◆ **Given request**
Exactly reproduce each record listed below.

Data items
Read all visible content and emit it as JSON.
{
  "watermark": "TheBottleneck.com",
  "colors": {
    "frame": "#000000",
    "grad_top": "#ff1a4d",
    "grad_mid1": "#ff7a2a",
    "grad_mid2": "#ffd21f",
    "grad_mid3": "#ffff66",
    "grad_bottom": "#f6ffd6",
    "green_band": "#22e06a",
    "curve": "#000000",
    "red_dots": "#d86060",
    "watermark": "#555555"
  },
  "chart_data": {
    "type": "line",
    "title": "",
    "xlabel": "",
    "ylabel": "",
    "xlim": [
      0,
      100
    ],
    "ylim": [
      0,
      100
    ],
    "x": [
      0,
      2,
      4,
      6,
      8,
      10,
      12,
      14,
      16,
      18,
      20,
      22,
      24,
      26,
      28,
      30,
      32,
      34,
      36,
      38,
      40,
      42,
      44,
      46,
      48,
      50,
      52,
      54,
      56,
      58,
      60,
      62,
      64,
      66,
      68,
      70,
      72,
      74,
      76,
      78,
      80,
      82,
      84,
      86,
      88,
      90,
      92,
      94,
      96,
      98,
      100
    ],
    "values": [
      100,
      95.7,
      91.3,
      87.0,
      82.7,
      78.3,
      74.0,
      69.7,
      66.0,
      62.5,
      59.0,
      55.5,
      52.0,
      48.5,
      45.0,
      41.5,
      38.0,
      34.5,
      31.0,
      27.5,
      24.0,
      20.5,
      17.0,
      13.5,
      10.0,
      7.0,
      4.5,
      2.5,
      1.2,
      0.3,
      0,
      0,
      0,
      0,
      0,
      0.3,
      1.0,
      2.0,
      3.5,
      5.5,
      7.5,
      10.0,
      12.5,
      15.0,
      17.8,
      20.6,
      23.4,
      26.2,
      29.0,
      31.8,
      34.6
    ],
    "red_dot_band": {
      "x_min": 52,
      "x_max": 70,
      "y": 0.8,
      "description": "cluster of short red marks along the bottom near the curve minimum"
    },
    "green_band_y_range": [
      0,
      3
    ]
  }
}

◆ **Response**
Read all visible content and emit it as JSON.
{
  "watermark": "TheBottleneck.com",
  "colors": {
    "frame": "#000000",
    "grad_top": "#ff1a4d",
    "grad_mid1": "#ff7a2a",
    "grad_mid2": "#ffd21f",
    "grad_mid3": "#ffff66",
    "grad_bottom": "#f6ffd6",
    "green_band": "#22e06a",
    "curve": "#000000",
    "red_dots": "#d86060",
    "watermark": "#555555"
  },
  "chart_data": {
    "type": "line",
    "title": "",
    "xlabel": "",
    "ylabel": "",
    "xlim": [
      0,
      100
    ],
    "ylim": [
      0,
      100
    ],
    "x": [
      0,
      2,
      4,
      6,
      8,
      10,
      12,
      14,
      16,
      18,
      20,
      22,
      24,
      26,
      28,
      30,
      32,
      34,
      36,
      38,
      40,
      42,
      44,
      46,
      48,
      50,
      52,
      54,
      56,
      58,
      60,
      62,
      64,
      66,
      68,
      70,
      72,
      74,
      76,
      78,
      80,
      82,
      84,
      86,
      88,
      90,
      92,
      94,
      96,
      98,
      100
    ],
    "values": [
      100,
      95.7,
      91.3,
      87.0,
      82.7,
      78.3,
      74.0,
      69.7,
      66.0,
      62.5,
      59.0,
      55.5,
      52.0,
      48.5,
      45.0,
      41.5,
      38.0,
      34.5,
      31.0,
      27.5,
      24.0,
      20.5,
      17.0,
      13.5,
      10.0,
      7.0,
      4.5,
      2.5,
      1.2,
      0.3,
      0,
      0,
      0,
      0,
      0,
      0.3,
      1.0,
      2.0,
      3.5,
      5.5,
      7.5,
      10.0,
      12.5,
      15.0,
      17.8,
      20.6,
      23.4,
      26.2,
      29.0,
      31.8,
      34.6
    ],
    "red_dot_band": {
      "x_min": 52,
      "x_max": 70,
      "y": 0.8,
      "description": "cluster of short red marks along the bottom near the curve minimum"
    },
    "green_band_y_range": [
      0,
      3
    ]
  }
}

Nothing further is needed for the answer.